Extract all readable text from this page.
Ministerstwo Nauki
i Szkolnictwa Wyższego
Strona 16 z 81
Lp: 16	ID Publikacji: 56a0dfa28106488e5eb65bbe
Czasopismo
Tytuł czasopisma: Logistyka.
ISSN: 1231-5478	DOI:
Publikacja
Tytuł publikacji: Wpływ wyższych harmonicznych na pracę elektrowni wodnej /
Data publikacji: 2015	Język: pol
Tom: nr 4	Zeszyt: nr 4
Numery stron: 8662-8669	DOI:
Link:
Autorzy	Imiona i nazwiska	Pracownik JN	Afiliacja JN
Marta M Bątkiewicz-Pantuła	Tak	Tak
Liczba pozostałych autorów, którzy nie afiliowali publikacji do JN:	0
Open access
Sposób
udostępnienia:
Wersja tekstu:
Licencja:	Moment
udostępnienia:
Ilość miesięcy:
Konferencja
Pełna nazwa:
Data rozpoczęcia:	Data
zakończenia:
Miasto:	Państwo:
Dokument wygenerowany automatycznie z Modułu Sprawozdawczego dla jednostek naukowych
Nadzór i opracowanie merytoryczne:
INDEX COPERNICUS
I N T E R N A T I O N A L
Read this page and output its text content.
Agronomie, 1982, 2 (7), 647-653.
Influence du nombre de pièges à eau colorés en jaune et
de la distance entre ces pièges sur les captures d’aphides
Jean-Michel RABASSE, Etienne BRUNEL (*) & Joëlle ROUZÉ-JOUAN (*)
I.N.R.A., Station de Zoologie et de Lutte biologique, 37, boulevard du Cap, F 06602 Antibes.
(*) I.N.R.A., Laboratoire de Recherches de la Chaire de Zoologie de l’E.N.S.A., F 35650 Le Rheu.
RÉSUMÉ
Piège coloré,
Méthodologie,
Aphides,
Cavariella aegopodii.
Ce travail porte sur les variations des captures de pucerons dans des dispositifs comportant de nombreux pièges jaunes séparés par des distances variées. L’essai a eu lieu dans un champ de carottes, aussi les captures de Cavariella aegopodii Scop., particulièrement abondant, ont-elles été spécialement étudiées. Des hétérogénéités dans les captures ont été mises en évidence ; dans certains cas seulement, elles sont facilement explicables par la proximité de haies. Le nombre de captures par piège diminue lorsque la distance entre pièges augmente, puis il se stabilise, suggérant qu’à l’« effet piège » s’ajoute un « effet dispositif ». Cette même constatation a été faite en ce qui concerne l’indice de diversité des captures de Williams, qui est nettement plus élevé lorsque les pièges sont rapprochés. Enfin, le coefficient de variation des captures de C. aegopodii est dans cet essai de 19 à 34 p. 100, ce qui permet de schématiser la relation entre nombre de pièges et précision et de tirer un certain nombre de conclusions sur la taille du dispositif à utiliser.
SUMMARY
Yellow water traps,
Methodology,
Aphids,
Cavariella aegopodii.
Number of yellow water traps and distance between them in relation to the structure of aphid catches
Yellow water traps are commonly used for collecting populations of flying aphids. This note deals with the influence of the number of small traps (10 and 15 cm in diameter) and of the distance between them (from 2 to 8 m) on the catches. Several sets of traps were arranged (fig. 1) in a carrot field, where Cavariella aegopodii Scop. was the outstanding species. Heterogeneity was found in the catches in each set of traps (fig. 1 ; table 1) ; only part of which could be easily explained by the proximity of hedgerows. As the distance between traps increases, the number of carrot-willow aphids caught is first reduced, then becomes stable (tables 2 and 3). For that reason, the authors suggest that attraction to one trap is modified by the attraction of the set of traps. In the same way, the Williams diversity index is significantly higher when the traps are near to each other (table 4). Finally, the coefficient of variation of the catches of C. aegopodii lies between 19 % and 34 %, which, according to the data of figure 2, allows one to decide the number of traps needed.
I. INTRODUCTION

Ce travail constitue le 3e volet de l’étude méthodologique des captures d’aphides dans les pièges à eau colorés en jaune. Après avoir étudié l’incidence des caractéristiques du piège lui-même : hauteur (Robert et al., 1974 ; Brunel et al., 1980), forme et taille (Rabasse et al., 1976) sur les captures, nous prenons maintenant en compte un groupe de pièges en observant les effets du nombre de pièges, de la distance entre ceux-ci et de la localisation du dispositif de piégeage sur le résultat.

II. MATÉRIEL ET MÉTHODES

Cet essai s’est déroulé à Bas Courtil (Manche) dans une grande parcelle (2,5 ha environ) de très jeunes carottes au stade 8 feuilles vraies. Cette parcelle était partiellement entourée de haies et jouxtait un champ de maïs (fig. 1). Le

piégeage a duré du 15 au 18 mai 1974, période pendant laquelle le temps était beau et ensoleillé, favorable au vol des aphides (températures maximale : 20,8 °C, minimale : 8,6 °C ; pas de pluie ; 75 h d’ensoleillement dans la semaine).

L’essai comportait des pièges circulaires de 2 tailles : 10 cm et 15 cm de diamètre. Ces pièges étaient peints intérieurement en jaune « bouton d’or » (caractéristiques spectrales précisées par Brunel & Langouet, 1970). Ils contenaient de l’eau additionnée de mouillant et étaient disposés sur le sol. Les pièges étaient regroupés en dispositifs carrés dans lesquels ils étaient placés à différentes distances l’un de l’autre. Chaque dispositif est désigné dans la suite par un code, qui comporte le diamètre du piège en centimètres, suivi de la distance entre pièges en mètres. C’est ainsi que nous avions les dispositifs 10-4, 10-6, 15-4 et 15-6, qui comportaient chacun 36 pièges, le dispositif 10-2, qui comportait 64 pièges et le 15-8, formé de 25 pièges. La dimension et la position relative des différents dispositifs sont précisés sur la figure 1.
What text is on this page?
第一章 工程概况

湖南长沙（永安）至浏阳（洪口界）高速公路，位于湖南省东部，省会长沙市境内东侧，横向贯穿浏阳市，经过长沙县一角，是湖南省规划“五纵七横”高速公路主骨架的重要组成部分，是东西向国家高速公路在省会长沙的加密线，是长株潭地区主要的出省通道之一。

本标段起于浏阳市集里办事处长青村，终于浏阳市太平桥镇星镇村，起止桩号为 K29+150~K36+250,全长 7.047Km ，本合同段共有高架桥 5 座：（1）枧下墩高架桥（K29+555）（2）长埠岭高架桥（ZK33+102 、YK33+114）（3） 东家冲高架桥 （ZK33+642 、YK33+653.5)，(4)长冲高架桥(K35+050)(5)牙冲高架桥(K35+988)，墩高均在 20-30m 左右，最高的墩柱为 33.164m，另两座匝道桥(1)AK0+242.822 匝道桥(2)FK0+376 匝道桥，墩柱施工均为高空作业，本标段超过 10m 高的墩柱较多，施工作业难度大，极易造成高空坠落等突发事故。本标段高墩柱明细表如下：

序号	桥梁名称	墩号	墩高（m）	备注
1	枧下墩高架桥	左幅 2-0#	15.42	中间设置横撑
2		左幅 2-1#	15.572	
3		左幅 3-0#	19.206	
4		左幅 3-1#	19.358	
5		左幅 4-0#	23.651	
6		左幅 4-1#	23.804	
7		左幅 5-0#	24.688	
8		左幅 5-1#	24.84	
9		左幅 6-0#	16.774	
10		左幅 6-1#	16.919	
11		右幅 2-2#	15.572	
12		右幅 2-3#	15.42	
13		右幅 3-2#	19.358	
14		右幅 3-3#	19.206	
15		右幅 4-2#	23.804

Exercise prompt
Using the listing, collect all lines in which the string "colorés" is found.

Response to the task
Influence du nombre de pièges à eau colorés en jaune et
Ce travail constitue le 3e volet de l’étude méthodologique des captures d’aphides dans les pièges à eau colorés en jaune. Après avoir étudié l’incidence des caractéristiques du piège lui-même : hauteur (Robert et al., 1974 ; Brunel et al., 1980), forme et taille (Rabasse et al., 1976) sur les captures, nous prenons maintenant en compte un groupe de pièges en observant les effets du nombre de pièges, de la distance entre ceux-ci et de la localisation du dispositif de piégeage sur le résultat.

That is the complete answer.